§ EXERCISES
[1] Can you duplicate the news passage about Áñez, starting at "Hospitals have suffered" and ending at "aimed at Áñez."?
[2] Can you finish out the next part of the news passage about Áñez, picking up right after its last sentence?

BEGIN DOCUMENT EXTRACT

Áñez has drawn sustained criticism for her government’s handling of the novel coronavirus. South America’s poorest country has reported more than 91,000 cases and 3,700 deaths; Áñez and several other senior officials have been infected.
Hospitals have suffered shortages of oxygen, funeral homes have been overwhelmed, and officials have been accused of corruption in ventilator procurements. The school year has been canceled; authorities have sought to detain opponents critical of the government’s response for allegedly spreading “misinformation.”
Tensions escalated Monday after authorities announced an investigation into senior socialist leaders for allegedly organizing the blockades, an allegation they deny. The targets include former Morales aide Luis Arce, the current front-runner in the election. He has publicly cautioned demonstrators to exercise restraint.
Analysts say it’s doubtful that any agreement, even if backed by the socialists, will satisfy the grass-roots anger now aimed at Áñez.
“I don’t think you can say [the socialist] leadership is controlling this thing,” said Kathryn Ledebur, director of the Andean Information Network, a think tank based in Cochabamba. “I’m not sure they have the power to stop it.”
The blockades have raised fears of a replay of the kind of violence seen last year after official election results showed Morales eking out a narrow victory for a fourth term as president. A review by the Organization of American States found widespread irregularities in the October vote.
Opponents took to the streets, the military and police withdrew their support for Morales, and he fled the nation decrying an opposition “coup.”
Áñez has called for a national dialogue to reach a consensus around the Oct. 18 election date.

END DOCUMENT EXTRACT
BEGIN RECORDS SHOWN

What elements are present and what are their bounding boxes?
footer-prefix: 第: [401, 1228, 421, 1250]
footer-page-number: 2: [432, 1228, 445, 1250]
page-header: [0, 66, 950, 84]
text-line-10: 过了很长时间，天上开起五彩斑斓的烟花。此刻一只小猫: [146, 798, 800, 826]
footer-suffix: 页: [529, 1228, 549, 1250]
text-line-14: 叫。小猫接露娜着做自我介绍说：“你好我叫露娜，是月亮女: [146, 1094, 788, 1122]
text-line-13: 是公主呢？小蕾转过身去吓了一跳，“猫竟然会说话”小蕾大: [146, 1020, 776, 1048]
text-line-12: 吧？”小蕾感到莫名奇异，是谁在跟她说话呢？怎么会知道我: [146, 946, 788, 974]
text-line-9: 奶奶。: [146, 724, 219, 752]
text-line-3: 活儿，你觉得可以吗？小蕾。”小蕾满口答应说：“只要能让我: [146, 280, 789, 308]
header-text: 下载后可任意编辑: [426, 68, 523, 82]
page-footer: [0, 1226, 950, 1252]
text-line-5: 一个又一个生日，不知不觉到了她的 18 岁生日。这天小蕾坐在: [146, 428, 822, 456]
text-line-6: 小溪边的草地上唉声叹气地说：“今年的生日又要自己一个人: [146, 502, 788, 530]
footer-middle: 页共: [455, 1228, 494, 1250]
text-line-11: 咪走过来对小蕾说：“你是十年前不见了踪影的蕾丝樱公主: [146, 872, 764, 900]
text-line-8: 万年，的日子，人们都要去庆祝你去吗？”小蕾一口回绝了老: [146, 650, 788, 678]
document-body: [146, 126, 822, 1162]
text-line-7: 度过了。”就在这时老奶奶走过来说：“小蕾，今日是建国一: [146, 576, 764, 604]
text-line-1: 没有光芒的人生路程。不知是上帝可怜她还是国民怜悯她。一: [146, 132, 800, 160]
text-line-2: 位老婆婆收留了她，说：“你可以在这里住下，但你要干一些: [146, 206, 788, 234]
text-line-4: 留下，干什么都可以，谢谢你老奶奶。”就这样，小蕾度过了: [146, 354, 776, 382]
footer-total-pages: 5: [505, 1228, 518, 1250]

END RECORDS SHOWN

§ OUTPUTS FOR THE TASKS
[1]
Hospitals have suffered shortages of oxygen, funeral homes have been overwhelmed, and officials have been accused of corruption in ventilator procurements. The school year has been canceled; authorities have sought to detain opponents critical of the government’s response for allegedly spreading “misinformation.”
Tensions escalated Monday after authorities announced an investigation into senior socialist leaders for allegedly organizing the blockades, an allegation they deny. The targets include former Morales aide Luis Arce, the current front-runner in the election. He has publicly cautioned demonstrators to exercise restraint.
Analysts say it’s doubtful that any agreement, even if backed by the socialists, will satisfy the grass-roots anger now aimed at Áñez.

[2]
“Bolivia has two paths,” she tweeted this week. “The path of blockade, mourning and pain that [the socialists are] proposing; or the path of dialogue, health, economic reactivation, and generation of jobs that we are proposing.”
Talks aimed at defusing the crisis advanced Tuesday with increasing hopes of a pending deal, according to two people familiar with the negotiations who spoke on the condition of anonymity because the discussions remained ongoing.
“U.N. representatives have been crucial in this dialogue,” said one of the people. “The bases of the social movements are supposed to give an answer today.”
A spokesman for U.N. Secretary General António Guterres said Guterres was “following with concern” the developments in Bolivia, welcomed the “readiness” of Áñez’s government, the legislature, parties and social movements to enter into dialogue, and urged “continued restraint.”
On Monday, Morales, now living in exile in Argentina, asked supporters to consider a proposal from Bolivia’s electoral tribunal that would describe the Oct. 18 election date as “unpostponable and immovable.” On Tuesday, he warned backers “not to fall for the provocations of those who would lead us to violence.”
Yet tensions continued to rise. Pánfilo Marca, president of Bolivia’s Federation of Miners, told reporters Tuesday that his group was giving authorities 72 hours to resolve the election date dispute or they would march on the presidential palace with 20,000 protesters — “where we will be demanding the resignation of the head of the interim government.”
Áñez’s government has said that the blockades have prevented desperately needed shipments of oxygen from arriving at hospitals overloaded with coronavirus patients. Authorities have threatened to end the protests by force if necessary.
“We are not going to allow people to die in hospitals due to the lack of oxygen because of a group of irresponsible people,” Interior Minister Arturo Murillo told reporters in La Paz.
Blockade leaders, however, have dismissed those claims as false — they say they are allowing ambulances and trucks with medical supplies to pass.